(Element and region listings)
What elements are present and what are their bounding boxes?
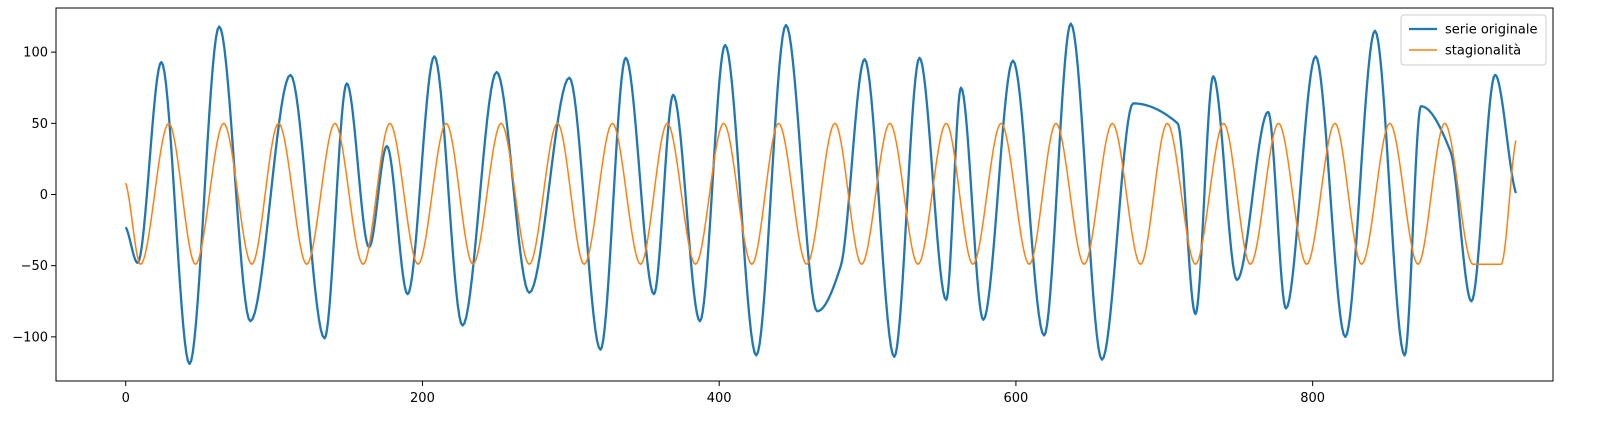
y-tick-label: 0 [40,188,48,203]
series-layer [124,22,1518,366]
x-tick-label: 800 [1300,391,1325,406]
series-line-stagionalita [125,122,1517,266]
plot-frame [55,7,1554,382]
y-axis-ticks: −100 −50 0 50 100 [12,46,56,345]
y-tick-label: 50 [31,117,48,132]
legend-box [1400,14,1547,66]
x-axis-ticks: 0 200 400 600 800 [122,381,1325,406]
y-tick-label: −100 [12,330,48,345]
series-line-serie-originale [124,22,1518,366]
x-tick-label: 600 [1004,391,1029,406]
legend-label-stagionalita: stagionalità [1445,44,1521,59]
y-tick-label: −50 [21,259,48,274]
y-tick-label: 100 [23,46,48,61]
x-tick-label: 400 [707,391,732,406]
legend: serie originale stagionalità [1400,14,1547,66]
legend-label-serie-originale: serie originale [1445,23,1537,38]
x-tick-label: 200 [410,391,435,406]
x-tick-label: 0 [122,391,130,406]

# What to produce:
Pick out every line in the records above that contains the string "stagionalità", and copy each one in full.

# Worked answer:
legend-label-stagionalita: stagionalità [1445,44,1521,59]
legend: serie originale stagionalità [1400,14,1547,66]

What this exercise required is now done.